TEXT:

------------------------------

Somehow… It’s still rather surreal.
  

We settled into a new routine. Life does not feel as quiet or slow as it did in the fall. I still get to eat lunch with my husband, but I’m definitely working full time plus extra again. Eliana still goes to the nanny share most days. Cyrus has his own Special Day Class Distance Learning! And let me tell you, his distance learning program this fall has been amazing! He loves it!


Basically, his teacher sends us a pack of art projects and lesson materials every two weeks or so. (Before you give your child’s teacher too much hell for not doing this for you, keep in mind this teacher only has like seven students total).  And then during the zoom class, she does the videos, songs, directions, and movements that they are trying to teach the students. But she directs Kyle in how to do the activities with Cyrus! So now, instead of a nurse guiding him through his art projects, he gets to do it with dad!


SDC class in the Fall!


He totally lit up this fall with this kind of instruction, and dad is his new favorite person all over again. 


We did pretty well until November, during which time we all got sick (with a rhinovirus - not Covid) at the same time. It made for a really rough week, but we all recovered. Or so we thought. 


Just a normal [sick] day.

Feel better, Cyrus!

------------------------------

AVAILABLE DATA:
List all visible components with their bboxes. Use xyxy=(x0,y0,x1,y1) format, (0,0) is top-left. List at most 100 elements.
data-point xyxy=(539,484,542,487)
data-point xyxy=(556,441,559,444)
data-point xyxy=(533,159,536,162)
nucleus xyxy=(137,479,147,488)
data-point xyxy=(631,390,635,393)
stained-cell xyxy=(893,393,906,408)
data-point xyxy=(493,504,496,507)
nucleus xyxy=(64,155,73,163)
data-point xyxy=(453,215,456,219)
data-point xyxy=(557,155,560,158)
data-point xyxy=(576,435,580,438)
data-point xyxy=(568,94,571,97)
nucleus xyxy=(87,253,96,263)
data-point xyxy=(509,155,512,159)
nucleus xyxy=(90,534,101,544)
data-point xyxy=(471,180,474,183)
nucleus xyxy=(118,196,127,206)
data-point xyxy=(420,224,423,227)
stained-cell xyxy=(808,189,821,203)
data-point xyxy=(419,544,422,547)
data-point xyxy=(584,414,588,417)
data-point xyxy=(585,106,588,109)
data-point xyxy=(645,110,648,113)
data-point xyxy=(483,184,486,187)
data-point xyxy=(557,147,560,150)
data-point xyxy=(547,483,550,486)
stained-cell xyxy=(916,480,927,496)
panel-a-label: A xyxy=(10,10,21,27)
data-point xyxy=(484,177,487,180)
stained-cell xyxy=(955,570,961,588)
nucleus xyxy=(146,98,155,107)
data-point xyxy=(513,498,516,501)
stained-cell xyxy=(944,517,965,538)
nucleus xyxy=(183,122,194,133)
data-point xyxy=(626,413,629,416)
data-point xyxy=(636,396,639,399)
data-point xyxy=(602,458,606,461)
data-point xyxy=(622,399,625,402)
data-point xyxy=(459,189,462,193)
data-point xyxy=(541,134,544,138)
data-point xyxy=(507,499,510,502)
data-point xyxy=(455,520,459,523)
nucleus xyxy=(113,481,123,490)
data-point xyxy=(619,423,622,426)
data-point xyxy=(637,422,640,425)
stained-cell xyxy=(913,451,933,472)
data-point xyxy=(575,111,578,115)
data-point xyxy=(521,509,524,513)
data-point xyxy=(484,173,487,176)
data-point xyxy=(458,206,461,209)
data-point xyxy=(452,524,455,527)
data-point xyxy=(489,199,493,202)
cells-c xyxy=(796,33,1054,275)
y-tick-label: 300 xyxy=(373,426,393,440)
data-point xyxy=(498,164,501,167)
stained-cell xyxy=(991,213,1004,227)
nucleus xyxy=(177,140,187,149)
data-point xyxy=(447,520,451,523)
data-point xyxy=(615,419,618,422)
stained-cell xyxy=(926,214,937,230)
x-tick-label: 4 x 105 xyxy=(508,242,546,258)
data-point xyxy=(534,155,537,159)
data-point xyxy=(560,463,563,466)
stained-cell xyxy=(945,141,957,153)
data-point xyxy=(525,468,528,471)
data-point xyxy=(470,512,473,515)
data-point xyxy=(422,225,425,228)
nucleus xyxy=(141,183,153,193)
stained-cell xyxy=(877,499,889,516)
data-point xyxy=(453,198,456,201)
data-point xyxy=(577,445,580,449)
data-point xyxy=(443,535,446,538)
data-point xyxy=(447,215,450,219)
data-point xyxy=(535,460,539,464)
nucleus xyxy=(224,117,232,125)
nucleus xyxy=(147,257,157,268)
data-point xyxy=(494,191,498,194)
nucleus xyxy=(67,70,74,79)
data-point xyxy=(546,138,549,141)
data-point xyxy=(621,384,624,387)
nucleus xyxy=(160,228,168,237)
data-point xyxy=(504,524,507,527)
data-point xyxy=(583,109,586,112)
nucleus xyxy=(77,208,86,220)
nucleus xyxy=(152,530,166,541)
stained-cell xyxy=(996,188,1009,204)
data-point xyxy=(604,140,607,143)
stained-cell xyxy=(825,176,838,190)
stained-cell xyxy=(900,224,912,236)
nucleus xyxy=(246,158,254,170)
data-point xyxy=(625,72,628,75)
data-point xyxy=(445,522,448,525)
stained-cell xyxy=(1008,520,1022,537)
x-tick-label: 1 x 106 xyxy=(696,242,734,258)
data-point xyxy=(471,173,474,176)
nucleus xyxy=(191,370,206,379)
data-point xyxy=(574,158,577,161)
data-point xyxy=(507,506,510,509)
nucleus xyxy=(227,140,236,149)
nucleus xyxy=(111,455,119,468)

------------------------------

WHAT TO WORK ON:
- A) In the blog post about Cyrus's distance learning, what illness did the whole family catch in November?
- B) Translate this sentence from the blog post about Cyrus's distance learning into Spanish: "Eliana still goes to the nanny share most days."
- C) Write the next part of the blog post about Cyrus's distance learning, beginning after its final line.
The entries have no connection to the family blog post about Cyrus's distance learning.

ANSWERS BELOW:
- A) A rhinovirus, not Covid.

- B) Eliana todavía va con la niñera compartida la mayoría de los días.

- C)
Cyrus ended up relapsing and getting pneumonia. It is likely that he aspirated his own phlegm from the sickness into his lungs, then bacteria grew in that fluid, and then turned into pneumonia. We managed to keep him home for a week caring for him ourselves, but then after a really rough night we sent him to the emergency room. He was the sickest I’ve honestly ever seen him, and I was beyond terrified. But as sick as he was, he also ended up having a remarkably fast recovery once he was in the hospital with round the clock care and on antibiotics. 


He was home for a few days. Four or five, and he was breathing better, but he wasn’t coming back. Like he wasn’t engaging or smiling. He was flat and emotionless. Usually when he’s been sick, he’ll have this phase of what I call “post illness joy”. And that just wasn’t there. Then there was a day where he was crying constantly and his belly and one of his arms were really swollen. And he had stopped pooping entirely. 


His sister dotes on him no matter how he's feeling! <3

She is just the sweetest!

Worried about a blockage in his GI track, he went back to the hospital. They determined there was no physical blockage, but rather just a build up of gas that wasn’t able to make its way out of his system for reasons that were unclear. They did a ton of tests, and they found something! 


He had c. diff! 


Fucking c. diff! 


Ugh!! It made sense (the antibiotic course makes him vulnerable to it), but man I was pissed! So, now we’re back to operating on c. diff protocols. He has a new med that initially has to be given four times a day. We are changing diapers with disposable gloves, and afterwards hand sanitizer is not enough. Hands have to be washed for thirty seconds minimum. The floor and the wrestling mats are getting steam cleaned regularly. Anything that gets any poop on it has to be cleaned with bleach, and his laundry has to be separated from everyone else’s, and clothes that get any poop on it has to be bleached.


Do you know how hard it is to get bleach wipes right now? I’m sure you do.


Anyway, once we got Cyrus’s new meds (with a lot of grief from our insurance company - I wrote a rant about it, but I’ll spare you), he got to come home again. And we did finally see some peaks of that post illness joy!


There's your smile!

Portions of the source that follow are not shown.